### Exercise prompt
The entries below should be given again exactly, minus their pictures.

### Data items

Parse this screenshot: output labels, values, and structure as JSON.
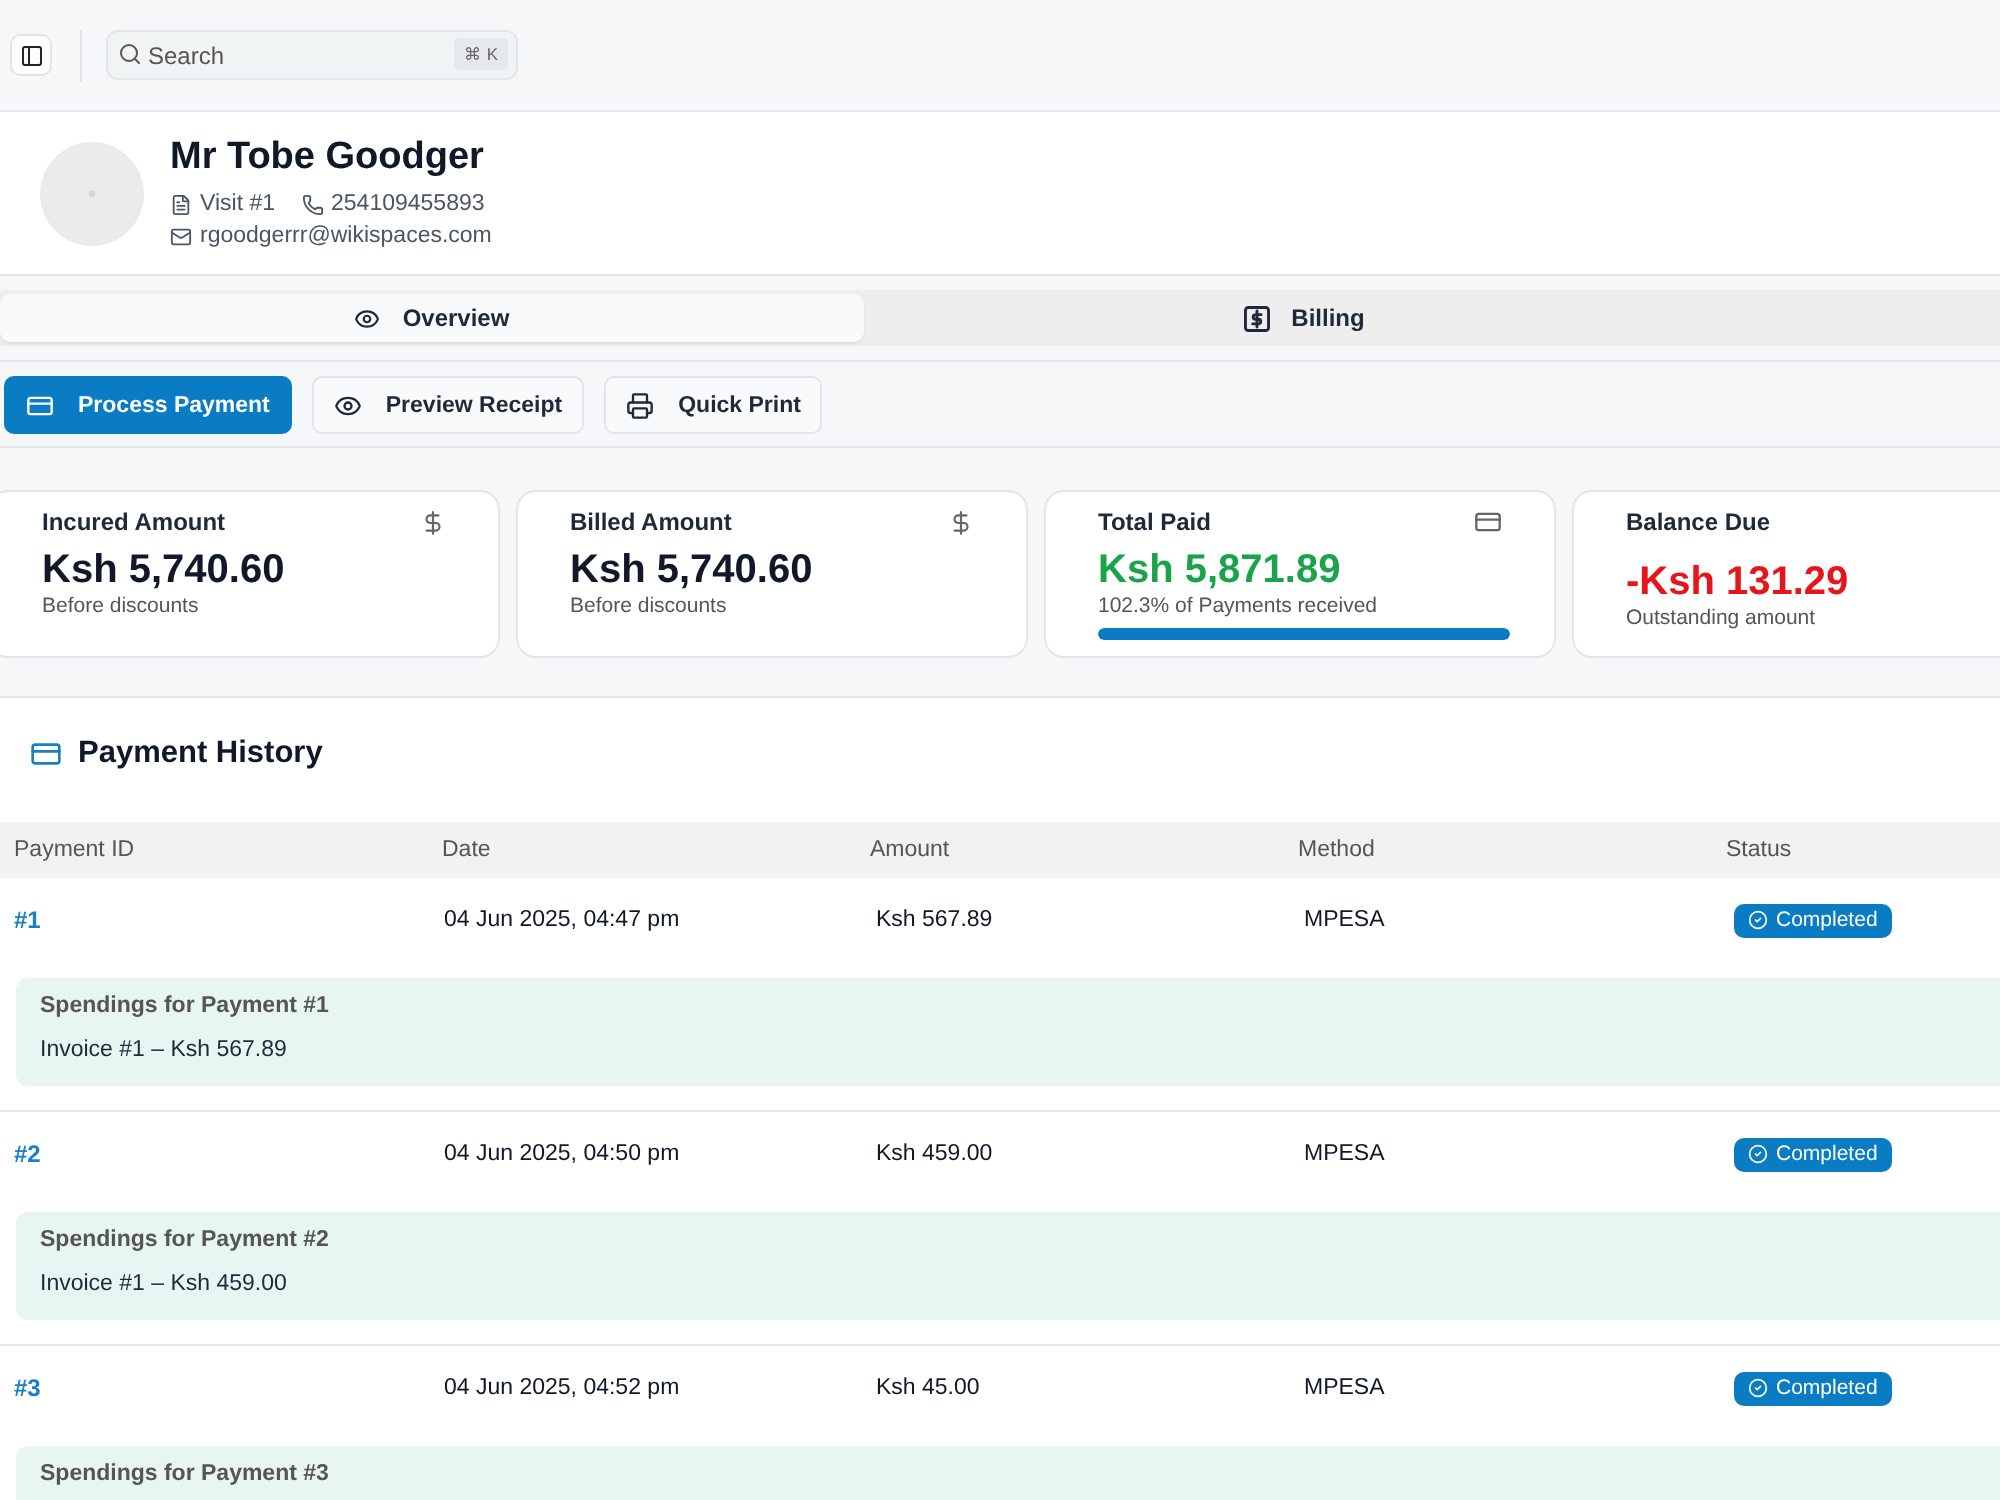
{
  "topbar": {
    "search": {
      "placeholder": "Search",
      "shortcut": "⌘ K"
    }
  },
  "patient": {
    "name": "Mr Tobe Goodger",
    "visit": "Visit #1",
    "phone": "254109455893",
    "email": "rgoodgerrr@wikispaces.com"
  },
  "tabs": [
    {
      "label": "Overview",
      "selected": true
    },
    {
      "label": "Billing",
      "selected": false
    }
  ],
  "actions": [
    {
      "label": "Process Payment",
      "primary": true
    },
    {
      "label": "Preview Receipt",
      "primary": false
    },
    {
      "label": "Quick Print",
      "primary": false
    }
  ],
  "stats": [
    {
      "kind": "amount",
      "label": "Incured Amount",
      "value": "Ksh 5,740.60",
      "note": "Before discounts"
    },
    {
      "kind": "amount",
      "label": "Billed Amount",
      "value": "Ksh 5,740.60",
      "note": "Before discounts"
    },
    {
      "kind": "paid",
      "label": "Total Paid",
      "value": "Ksh 5,871.89",
      "note": "102.3% of Payments received",
      "level": 1
    },
    {
      "kind": "balance",
      "label": "Balance Due",
      "value": "-Ksh 131.29",
      "note": "Outstanding amount"
    }
  ],
  "payment_history": {
    "title": "Payment History",
    "columns": [
      "Payment ID",
      "Date",
      "Amount",
      "Method",
      "Status"
    ],
    "rows": [
      {
        "id": "#1",
        "date": "04 Jun 2025, 04:47 pm",
        "amount": "Ksh 567.89",
        "method": "MPESA",
        "status": "Completed",
        "spendings": {
          "title": "Spendings for Payment #1",
          "items": [
            "Invoice #1 – Ksh 567.89"
          ]
        }
      },
      {
        "id": "#2",
        "date": "04 Jun 2025, 04:50 pm",
        "amount": "Ksh 459.00",
        "method": "MPESA",
        "status": "Completed",
        "spendings": {
          "title": "Spendings for Payment #2",
          "items": [
            "Invoice #1 – Ksh 459.00"
          ]
        }
      },
      {
        "id": "#3",
        "date": "04 Jun 2025, 04:52 pm",
        "amount": "Ksh 45.00",
        "method": "MPESA",
        "status": "Completed",
        "spendings": {
          "title": "Spendings for Payment #3"
        }
      }
    ]
  }
}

### Answer to this problem
Parse this screenshot: output labels, values, and structure as JSON.
{
  "topbar": {
    "search": {
      "placeholder": "Search",
      "shortcut": "⌘ K"
    }
  },
  "patient": {
    "name": "Mr Tobe Goodger",
    "visit": "Visit #1",
    "phone": "254109455893",
    "email": "rgoodgerrr@wikispaces.com"
  },
  "tabs": [
    {
      "label": "Overview",
      "selected": true
    },
    {
      "label": "Billing",
      "selected": false
    }
  ],
  "actions": [
    {
      "label": "Process Payment",
      "primary": true
    },
    {
      "label": "Preview Receipt",
      "primary": false
    },
    {
      "label": "Quick Print",
      "primary": false
    }
  ],
  "stats": [
    {
      "kind": "amount",
      "label": "Incured Amount",
      "value": "Ksh 5,740.60",
      "note": "Before discounts"
    },
    {
      "kind": "amount",
      "label": "Billed Amount",
      "value": "Ksh 5,740.60",
      "note": "Before discounts"
    },
    {
      "kind": "paid",
      "label": "Total Paid",
      "value": "Ksh 5,871.89",
      "note": "102.3% of Payments received",
      "level": 1
    },
    {
      "kind": "balance",
      "label": "Balance Due",
      "value": "-Ksh 131.29",
      "note": "Outstanding amount"
    }
  ],
  "payment_history": {
    "title": "Payment History",
    "columns": [
      "Payment ID",
      "Date",
      "Amount",
      "Method",
      "Status"
    ],
    "rows": [
      {
        "id": "#1",
        "date": "04 Jun 2025, 04:47 pm",
        "amount": "Ksh 567.89",
        "method": "MPESA",
        "status": "Completed",
        "spendings": {
          "title": "Spendings for Payment #1",
          "items": [
            "Invoice #1 – Ksh 567.89"
          ]
        }
      },
      {
        "id": "#2",
        "date": "04 Jun 2025, 04:50 pm",
        "amount": "Ksh 459.00",
        "method": "MPESA",
        "status": "Completed",
        "spendings": {
          "title": "Spendings for Payment #2",
          "items": [
            "Invoice #1 – Ksh 459.00"
          ]
        }
      },
      {
        "id": "#3",
        "date": "04 Jun 2025, 04:52 pm",
        "amount": "Ksh 45.00",
        "method": "MPESA",
        "status": "Completed",
        "spendings": {
          "title": "Spendings for Payment #3"
        }
      }
    ]
  }
}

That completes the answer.